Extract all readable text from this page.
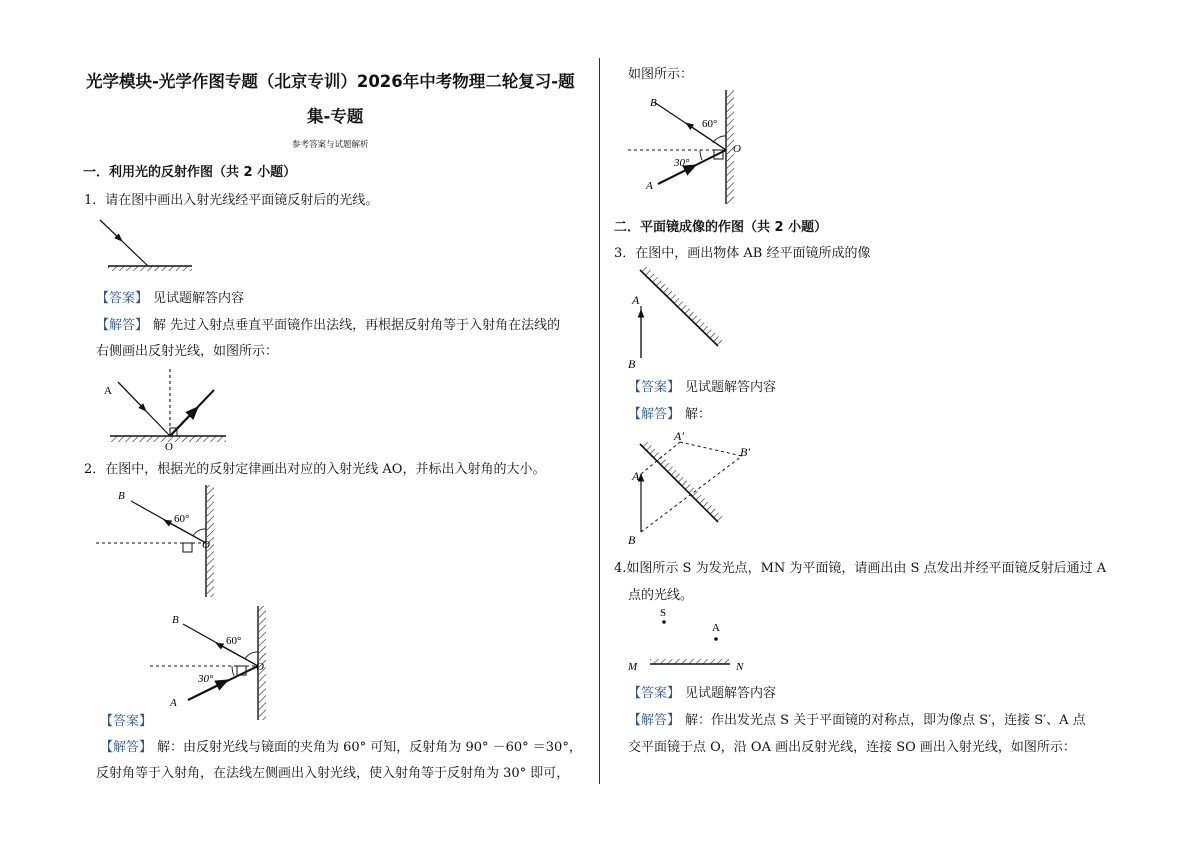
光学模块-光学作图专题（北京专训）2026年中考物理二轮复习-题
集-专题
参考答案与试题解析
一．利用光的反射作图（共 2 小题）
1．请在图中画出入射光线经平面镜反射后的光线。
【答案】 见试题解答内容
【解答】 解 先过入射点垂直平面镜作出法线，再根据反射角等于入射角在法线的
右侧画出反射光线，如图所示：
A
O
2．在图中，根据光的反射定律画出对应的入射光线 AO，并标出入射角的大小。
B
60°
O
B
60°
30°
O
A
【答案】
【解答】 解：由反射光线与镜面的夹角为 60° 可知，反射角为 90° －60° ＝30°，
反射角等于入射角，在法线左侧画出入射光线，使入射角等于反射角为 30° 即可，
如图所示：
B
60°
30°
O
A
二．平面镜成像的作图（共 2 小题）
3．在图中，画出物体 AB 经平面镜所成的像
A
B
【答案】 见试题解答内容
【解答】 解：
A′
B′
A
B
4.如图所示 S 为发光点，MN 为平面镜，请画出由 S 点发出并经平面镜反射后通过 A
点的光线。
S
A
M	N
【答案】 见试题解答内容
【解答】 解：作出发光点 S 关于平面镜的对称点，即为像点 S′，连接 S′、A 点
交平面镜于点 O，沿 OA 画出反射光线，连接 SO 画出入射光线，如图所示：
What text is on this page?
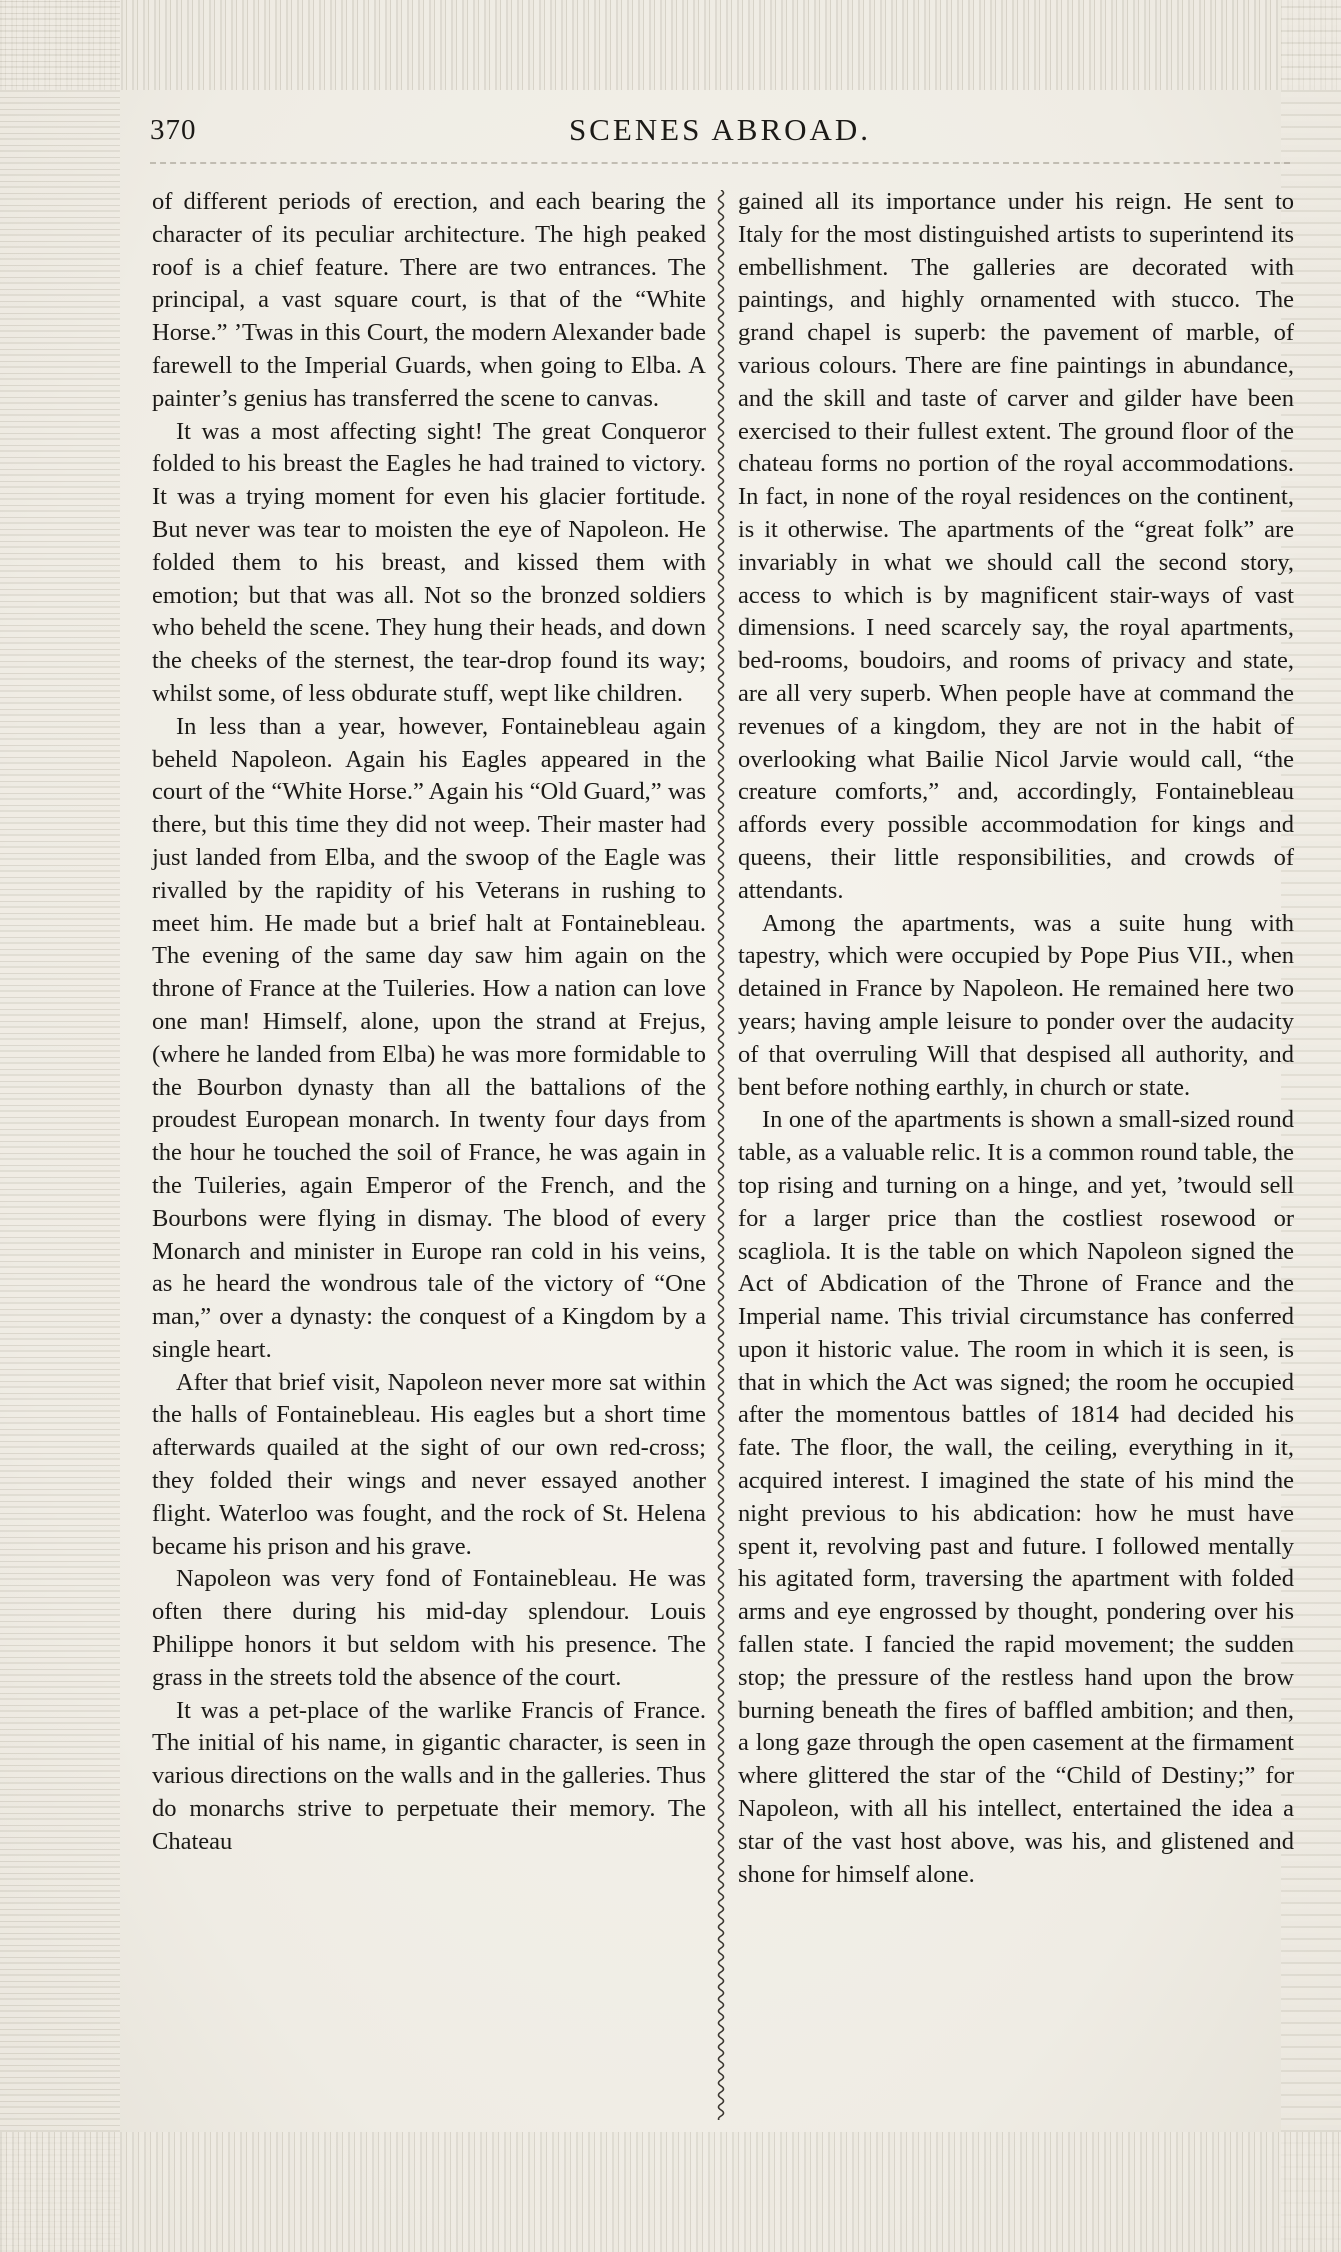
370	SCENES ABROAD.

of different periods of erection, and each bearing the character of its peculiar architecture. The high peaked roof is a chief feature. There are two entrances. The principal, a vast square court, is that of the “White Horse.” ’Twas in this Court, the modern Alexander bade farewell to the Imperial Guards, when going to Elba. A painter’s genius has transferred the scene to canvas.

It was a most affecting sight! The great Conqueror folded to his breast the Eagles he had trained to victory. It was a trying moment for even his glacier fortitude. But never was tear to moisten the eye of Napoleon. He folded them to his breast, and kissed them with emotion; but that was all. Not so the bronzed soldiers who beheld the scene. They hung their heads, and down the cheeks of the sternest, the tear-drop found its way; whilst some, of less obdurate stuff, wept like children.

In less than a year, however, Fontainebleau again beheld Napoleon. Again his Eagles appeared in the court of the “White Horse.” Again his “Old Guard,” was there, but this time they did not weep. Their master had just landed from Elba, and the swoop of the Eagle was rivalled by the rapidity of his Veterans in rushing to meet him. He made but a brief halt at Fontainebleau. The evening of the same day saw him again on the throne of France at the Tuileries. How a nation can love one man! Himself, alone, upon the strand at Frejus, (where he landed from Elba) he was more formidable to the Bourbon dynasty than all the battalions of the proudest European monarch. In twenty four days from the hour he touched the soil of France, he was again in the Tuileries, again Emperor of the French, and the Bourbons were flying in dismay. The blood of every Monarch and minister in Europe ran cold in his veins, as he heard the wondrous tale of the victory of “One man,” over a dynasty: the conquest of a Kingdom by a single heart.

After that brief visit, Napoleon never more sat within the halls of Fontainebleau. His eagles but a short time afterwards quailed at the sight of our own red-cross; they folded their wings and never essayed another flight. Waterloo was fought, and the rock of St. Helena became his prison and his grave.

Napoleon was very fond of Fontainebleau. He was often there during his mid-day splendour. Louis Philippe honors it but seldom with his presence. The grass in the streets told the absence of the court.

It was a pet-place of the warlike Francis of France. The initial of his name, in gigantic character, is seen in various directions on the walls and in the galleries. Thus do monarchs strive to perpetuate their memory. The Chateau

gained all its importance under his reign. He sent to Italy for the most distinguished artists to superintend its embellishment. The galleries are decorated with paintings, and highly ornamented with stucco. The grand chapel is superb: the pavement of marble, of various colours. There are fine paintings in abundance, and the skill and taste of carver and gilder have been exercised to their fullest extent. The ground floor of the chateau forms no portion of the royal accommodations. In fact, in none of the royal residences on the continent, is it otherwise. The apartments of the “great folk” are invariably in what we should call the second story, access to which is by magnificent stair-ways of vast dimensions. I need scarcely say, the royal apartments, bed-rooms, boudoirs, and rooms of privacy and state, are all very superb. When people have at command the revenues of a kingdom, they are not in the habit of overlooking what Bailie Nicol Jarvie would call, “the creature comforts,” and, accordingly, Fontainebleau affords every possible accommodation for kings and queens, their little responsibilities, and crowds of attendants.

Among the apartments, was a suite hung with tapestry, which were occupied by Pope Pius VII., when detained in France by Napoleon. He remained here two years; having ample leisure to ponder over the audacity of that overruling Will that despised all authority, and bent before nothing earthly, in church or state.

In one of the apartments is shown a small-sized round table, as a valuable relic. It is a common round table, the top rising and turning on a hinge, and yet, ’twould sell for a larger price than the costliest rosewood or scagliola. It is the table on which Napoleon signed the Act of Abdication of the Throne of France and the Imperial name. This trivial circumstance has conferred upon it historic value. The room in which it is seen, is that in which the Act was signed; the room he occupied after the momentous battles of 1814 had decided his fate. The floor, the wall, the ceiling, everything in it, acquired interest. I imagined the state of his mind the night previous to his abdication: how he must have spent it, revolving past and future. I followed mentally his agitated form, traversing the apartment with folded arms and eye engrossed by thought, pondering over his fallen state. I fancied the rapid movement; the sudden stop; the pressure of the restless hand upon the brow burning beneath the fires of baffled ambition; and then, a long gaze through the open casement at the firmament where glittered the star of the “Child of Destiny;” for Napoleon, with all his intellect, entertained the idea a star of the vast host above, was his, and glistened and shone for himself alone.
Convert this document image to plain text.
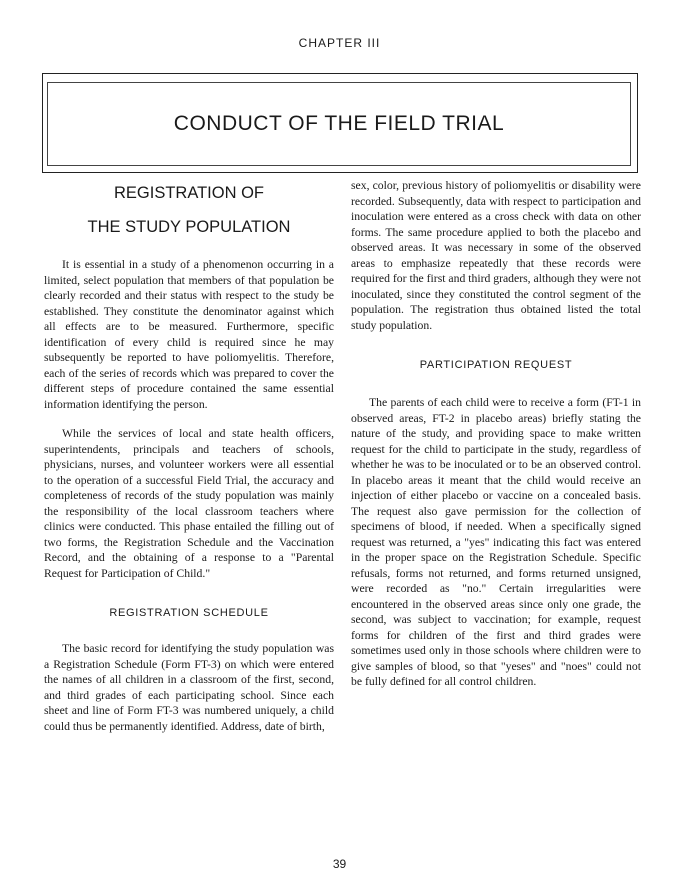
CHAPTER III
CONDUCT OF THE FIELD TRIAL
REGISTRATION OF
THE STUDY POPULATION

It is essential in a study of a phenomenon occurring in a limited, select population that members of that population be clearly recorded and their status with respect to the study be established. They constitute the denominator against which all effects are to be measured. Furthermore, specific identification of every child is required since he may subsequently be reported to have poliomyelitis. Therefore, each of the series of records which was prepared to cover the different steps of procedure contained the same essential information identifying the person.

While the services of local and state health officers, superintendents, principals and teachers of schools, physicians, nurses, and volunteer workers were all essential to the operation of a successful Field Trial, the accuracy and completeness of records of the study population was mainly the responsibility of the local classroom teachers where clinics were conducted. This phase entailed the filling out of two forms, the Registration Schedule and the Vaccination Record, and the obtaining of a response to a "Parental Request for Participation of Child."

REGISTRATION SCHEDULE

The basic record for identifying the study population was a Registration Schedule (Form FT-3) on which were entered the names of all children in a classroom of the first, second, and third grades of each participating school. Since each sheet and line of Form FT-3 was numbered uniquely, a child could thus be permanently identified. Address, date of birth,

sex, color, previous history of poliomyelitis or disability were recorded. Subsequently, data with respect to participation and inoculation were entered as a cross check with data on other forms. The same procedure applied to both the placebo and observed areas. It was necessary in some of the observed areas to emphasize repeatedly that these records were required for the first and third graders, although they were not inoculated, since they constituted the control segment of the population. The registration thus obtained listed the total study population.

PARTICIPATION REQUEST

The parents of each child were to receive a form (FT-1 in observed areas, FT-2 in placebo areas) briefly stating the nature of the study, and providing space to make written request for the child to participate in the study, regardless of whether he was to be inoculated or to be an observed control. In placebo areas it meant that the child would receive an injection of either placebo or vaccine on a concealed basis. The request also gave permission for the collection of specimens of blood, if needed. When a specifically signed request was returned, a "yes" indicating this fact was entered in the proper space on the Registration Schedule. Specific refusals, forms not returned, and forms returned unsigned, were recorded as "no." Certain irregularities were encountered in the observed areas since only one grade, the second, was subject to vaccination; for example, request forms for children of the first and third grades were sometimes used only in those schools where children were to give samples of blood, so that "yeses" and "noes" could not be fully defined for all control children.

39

What to do: Return all lines of the material above in which the word "如图所示" occurs.

Exercise output:
右侧画出反射光线，如图所示：
如图所示：
4.如图所示 S 为发光点，MN 为平面镜，请画出由 S 点发出并经平面镜反射后通过 A
交平面镜于点 O，沿 OA 画出反射光线，连接 SO 画出入射光线，如图所示：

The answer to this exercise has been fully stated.